- [TASK TO CARRY OUT] Single out each line with the word "Without" and copy it.

- [INFORMATION SHOWN]
>> START

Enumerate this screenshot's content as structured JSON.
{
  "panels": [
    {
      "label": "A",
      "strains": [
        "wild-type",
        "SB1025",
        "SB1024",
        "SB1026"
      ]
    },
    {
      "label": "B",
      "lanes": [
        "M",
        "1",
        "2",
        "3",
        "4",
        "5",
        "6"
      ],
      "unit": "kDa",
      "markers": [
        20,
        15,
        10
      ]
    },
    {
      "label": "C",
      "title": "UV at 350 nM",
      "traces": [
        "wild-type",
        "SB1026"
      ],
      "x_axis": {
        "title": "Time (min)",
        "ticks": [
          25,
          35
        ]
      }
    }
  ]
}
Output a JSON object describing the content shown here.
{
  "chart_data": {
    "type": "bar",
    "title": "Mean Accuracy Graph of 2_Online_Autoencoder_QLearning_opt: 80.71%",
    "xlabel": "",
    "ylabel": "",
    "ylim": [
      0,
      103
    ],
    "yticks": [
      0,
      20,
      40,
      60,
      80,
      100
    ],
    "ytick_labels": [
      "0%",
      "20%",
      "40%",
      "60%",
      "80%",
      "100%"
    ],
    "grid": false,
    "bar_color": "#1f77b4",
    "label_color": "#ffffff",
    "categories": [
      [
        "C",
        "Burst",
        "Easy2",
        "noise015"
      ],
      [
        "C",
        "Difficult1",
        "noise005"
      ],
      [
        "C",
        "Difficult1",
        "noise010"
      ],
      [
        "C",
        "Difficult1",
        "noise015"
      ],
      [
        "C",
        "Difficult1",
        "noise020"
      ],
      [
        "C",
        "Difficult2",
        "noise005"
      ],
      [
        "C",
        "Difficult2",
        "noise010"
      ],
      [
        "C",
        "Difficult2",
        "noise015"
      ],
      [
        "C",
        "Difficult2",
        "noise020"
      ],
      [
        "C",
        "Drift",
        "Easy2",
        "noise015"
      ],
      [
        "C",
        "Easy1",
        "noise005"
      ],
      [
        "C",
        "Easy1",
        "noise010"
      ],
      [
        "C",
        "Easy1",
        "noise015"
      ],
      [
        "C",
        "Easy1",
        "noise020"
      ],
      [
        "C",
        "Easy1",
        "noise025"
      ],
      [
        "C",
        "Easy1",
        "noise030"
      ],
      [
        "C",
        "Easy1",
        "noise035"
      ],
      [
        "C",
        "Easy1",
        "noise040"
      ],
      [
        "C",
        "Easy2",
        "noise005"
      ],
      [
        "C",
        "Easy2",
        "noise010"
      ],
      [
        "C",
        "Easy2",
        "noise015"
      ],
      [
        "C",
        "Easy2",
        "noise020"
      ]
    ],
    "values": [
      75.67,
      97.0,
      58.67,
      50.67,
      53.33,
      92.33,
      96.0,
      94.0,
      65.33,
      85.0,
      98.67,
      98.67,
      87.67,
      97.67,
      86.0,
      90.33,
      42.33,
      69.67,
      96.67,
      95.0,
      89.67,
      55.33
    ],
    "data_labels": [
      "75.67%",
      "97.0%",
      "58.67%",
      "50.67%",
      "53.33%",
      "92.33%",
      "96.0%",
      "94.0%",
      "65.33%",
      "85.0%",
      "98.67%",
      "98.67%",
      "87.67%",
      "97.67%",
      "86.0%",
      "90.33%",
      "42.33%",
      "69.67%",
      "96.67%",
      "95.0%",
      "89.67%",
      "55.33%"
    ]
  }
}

>> END
>> START

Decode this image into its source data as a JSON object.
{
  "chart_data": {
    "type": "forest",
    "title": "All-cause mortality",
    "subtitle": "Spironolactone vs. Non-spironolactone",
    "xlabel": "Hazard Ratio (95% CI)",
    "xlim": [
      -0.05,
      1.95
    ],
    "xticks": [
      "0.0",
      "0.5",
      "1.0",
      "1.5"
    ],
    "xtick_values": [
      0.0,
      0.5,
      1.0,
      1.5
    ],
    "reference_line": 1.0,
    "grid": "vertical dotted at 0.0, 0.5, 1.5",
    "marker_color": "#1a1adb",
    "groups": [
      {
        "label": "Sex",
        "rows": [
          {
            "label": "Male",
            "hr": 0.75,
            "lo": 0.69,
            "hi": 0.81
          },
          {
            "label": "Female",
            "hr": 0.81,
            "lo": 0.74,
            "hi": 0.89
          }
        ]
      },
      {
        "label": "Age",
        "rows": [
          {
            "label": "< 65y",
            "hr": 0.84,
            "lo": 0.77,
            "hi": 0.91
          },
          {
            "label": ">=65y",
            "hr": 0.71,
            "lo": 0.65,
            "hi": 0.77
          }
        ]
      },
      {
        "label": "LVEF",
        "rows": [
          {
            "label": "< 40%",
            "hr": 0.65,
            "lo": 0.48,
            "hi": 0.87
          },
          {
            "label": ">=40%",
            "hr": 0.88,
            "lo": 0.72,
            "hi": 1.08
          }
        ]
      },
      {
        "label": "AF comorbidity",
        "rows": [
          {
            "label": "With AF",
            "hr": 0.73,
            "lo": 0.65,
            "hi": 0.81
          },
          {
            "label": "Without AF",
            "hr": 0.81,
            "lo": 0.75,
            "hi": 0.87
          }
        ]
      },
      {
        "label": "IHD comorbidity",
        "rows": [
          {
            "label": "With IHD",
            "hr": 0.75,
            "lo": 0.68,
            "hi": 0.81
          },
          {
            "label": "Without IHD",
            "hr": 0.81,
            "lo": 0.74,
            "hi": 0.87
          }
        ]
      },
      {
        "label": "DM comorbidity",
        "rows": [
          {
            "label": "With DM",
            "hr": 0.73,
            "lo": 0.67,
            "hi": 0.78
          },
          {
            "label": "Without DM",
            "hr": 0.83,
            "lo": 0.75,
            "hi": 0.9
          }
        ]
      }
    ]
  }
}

>> END

- [RESULT OF THIS EXERCISE]
            "label": "Without AF",
            "label": "Without IHD",
            "label": "Without DM",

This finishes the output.